** Start of Extracted information **

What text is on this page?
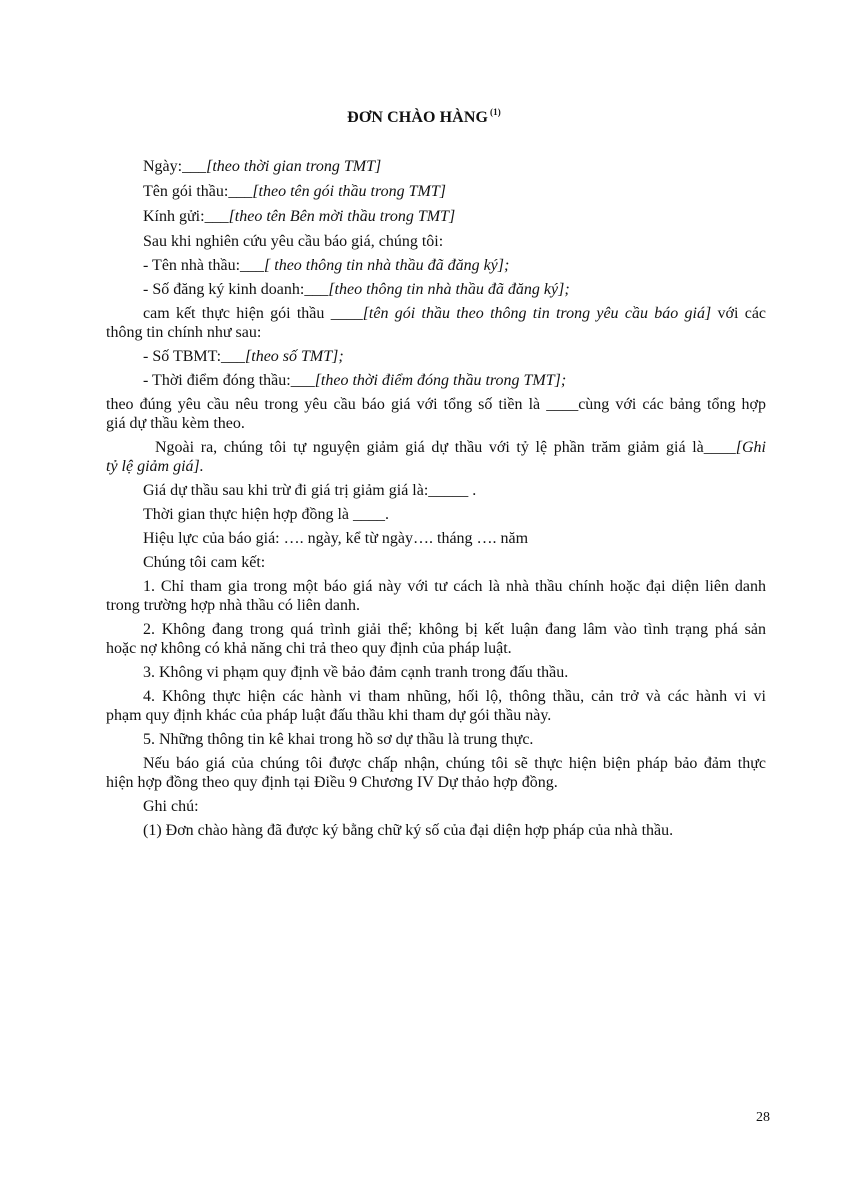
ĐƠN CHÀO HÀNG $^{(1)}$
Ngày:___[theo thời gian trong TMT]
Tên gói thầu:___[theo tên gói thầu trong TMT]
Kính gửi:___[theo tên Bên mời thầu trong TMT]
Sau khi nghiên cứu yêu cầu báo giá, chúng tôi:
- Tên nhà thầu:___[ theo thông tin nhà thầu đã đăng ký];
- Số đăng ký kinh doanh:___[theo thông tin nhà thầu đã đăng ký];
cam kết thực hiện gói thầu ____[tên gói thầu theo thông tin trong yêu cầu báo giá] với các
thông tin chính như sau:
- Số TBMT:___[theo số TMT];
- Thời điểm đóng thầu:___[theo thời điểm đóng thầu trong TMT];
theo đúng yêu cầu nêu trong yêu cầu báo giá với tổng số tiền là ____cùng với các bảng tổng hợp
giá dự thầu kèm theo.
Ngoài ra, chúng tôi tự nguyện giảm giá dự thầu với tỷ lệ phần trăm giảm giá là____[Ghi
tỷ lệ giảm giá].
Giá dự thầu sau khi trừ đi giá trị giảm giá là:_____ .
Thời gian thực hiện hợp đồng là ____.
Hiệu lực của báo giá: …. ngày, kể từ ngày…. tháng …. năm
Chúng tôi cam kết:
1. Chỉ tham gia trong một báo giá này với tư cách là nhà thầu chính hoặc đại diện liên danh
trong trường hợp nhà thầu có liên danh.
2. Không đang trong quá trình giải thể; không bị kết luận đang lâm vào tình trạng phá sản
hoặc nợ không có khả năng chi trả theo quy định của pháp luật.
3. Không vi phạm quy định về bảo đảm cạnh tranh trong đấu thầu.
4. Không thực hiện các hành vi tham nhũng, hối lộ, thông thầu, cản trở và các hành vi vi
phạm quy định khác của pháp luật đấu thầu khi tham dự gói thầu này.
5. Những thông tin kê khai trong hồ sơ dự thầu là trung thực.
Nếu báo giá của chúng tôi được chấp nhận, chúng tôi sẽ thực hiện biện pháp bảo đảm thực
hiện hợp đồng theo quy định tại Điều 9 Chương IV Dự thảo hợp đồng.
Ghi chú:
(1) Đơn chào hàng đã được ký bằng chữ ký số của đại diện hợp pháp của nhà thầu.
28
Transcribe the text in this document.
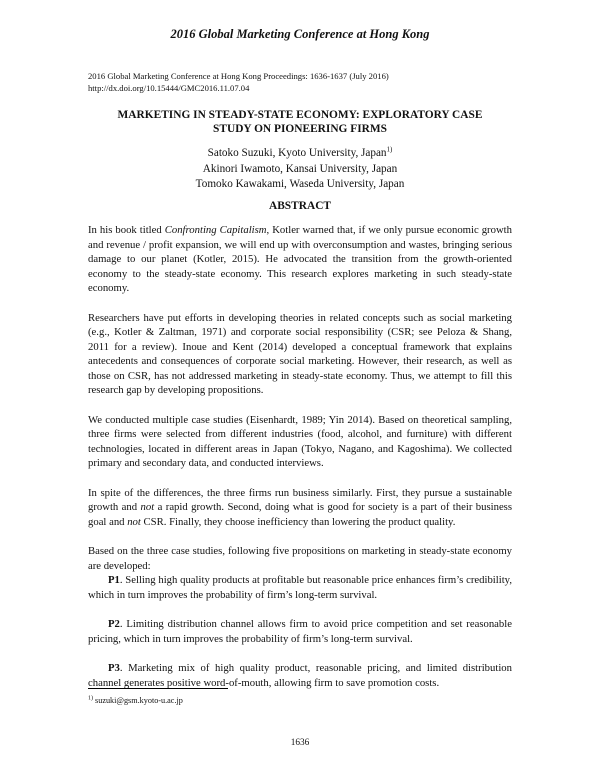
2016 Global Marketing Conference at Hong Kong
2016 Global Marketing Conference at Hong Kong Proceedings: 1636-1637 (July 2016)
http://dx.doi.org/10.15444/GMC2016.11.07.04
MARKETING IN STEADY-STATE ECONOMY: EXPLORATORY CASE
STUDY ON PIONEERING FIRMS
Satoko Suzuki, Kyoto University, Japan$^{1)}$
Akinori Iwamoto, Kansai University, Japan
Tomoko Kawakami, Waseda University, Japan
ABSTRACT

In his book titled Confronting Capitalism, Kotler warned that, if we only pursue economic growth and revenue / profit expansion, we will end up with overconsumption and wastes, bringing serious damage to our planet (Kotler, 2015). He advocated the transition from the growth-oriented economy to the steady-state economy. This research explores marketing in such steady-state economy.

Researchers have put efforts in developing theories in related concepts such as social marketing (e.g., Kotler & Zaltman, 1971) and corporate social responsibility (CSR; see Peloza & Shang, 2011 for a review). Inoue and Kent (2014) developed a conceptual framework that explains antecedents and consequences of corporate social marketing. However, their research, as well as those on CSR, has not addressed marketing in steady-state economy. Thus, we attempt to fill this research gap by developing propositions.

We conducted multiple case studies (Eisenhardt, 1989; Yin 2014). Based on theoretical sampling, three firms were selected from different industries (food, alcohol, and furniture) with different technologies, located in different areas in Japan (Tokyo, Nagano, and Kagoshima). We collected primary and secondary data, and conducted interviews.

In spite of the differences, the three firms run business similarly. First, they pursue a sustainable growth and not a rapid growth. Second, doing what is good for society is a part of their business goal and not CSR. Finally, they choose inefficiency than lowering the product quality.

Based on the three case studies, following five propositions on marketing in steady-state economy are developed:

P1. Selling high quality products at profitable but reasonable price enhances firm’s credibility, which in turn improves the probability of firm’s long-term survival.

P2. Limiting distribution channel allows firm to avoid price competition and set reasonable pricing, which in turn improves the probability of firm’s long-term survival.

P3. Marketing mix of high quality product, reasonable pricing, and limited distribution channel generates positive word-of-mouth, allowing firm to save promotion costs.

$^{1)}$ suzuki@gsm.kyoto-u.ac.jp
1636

** End of Extracted information **

▸ Stated exercise: Give the number of lines in the material above that have the word "chính" in them, and nothing more.

▸ Answer to this task: 2